> [YOUR TASK]:
Output all entries verbatim. Skip pictures.

> [RECORD LIST]:
__________

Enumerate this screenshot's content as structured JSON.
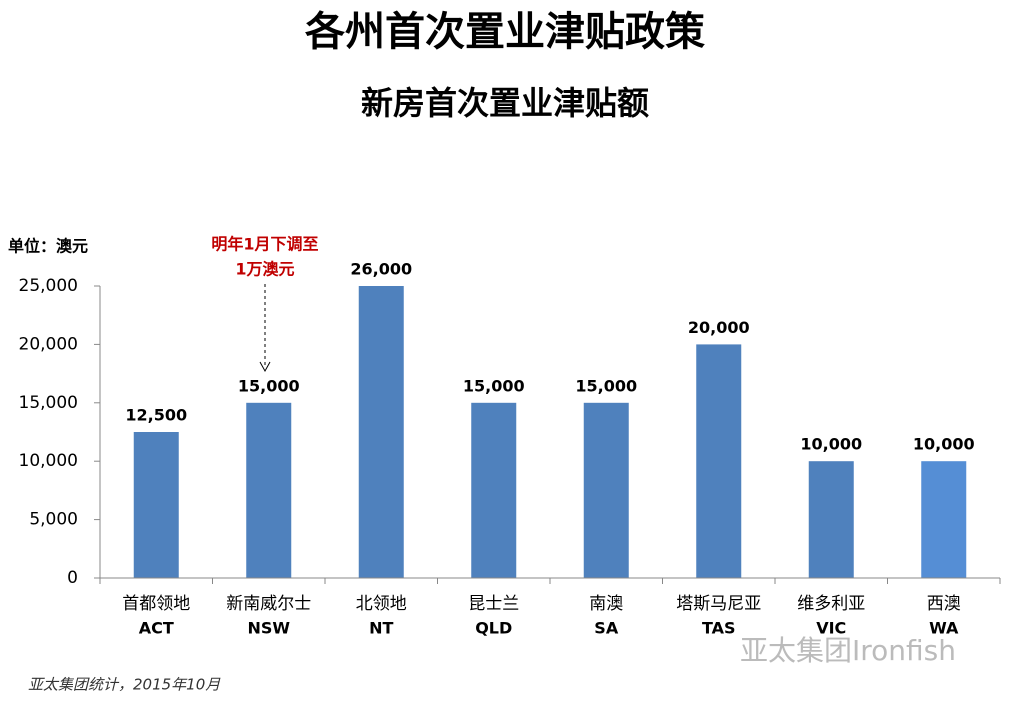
{
  "chart_data": {
    "type": "bar",
    "title": "各州首次置业津贴政策",
    "subtitle": "新房首次置业津贴额",
    "y_axis_label": "单位：澳元",
    "annotation": [
      "明年1月下调至",
      "1万澳元"
    ],
    "source": "亚太集团统计，2015年10月",
    "watermark": "亚太集团Ironfish",
    "categories": [
      "首都领地",
      "新南威尔士",
      "北领地",
      "昆士兰",
      "南澳",
      "塔斯马尼亚",
      "维多利亚",
      "西澳"
    ],
    "category_codes": [
      "ACT",
      "NSW",
      "NT",
      "QLD",
      "SA",
      "TAS",
      "VIC",
      "WA"
    ],
    "values": [
      12500,
      15000,
      26000,
      15000,
      15000,
      20000,
      10000,
      10000
    ],
    "value_labels": [
      "12,500",
      "15,000",
      "26,000",
      "15,000",
      "15,000",
      "20,000",
      "10,000",
      "10,000"
    ],
    "colors": [
      "#4f81bd",
      "#4f81bd",
      "#4f81bd",
      "#4f81bd",
      "#4f81bd",
      "#4f81bd",
      "#4f81bd",
      "#558ed5"
    ],
    "ylim": [
      0,
      25000
    ],
    "yticks": [
      0,
      {
        "value": 5000,
        "label": "5,000"
      },
      {
        "value": 10000,
        "label": "10,000"
      },
      {
        "value": 15000,
        "label": "15,000"
      },
      {
        "value": 20000,
        "label": "20,000"
      },
      {
        "value": 25000,
        "label": "25,000"
      }
    ],
    "grid": false
  }
}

__________

> [PROBLEM SOLUTION]:
Enumerate this screenshot's content as structured JSON.
{
  "chart_data": {
    "type": "bar",
    "title": "各州首次置业津贴政策",
    "subtitle": "新房首次置业津贴额",
    "y_axis_label": "单位：澳元",
    "annotation": [
      "明年1月下调至",
      "1万澳元"
    ],
    "source": "亚太集团统计，2015年10月",
    "watermark": "亚太集团Ironfish",
    "categories": [
      "首都领地",
      "新南威尔士",
      "北领地",
      "昆士兰",
      "南澳",
      "塔斯马尼亚",
      "维多利亚",
      "西澳"
    ],
    "category_codes": [
      "ACT",
      "NSW",
      "NT",
      "QLD",
      "SA",
      "TAS",
      "VIC",
      "WA"
    ],
    "values": [
      12500,
      15000,
      26000,
      15000,
      15000,
      20000,
      10000,
      10000
    ],
    "value_labels": [
      "12,500",
      "15,000",
      "26,000",
      "15,000",
      "15,000",
      "20,000",
      "10,000",
      "10,000"
    ],
    "colors": [
      "#4f81bd",
      "#4f81bd",
      "#4f81bd",
      "#4f81bd",
      "#4f81bd",
      "#4f81bd",
      "#4f81bd",
      "#558ed5"
    ],
    "ylim": [
      0,
      25000
    ],
    "yticks": [
      0,
      {
        "value": 5000,
        "label": "5,000"
      },
      {
        "value": 10000,
        "label": "10,000"
      },
      {
        "value": 15000,
        "label": "15,000"
      },
      {
        "value": 20000,
        "label": "20,000"
      },
      {
        "value": 25000,
        "label": "25,000"
      }
    ],
    "grid": false
  }
}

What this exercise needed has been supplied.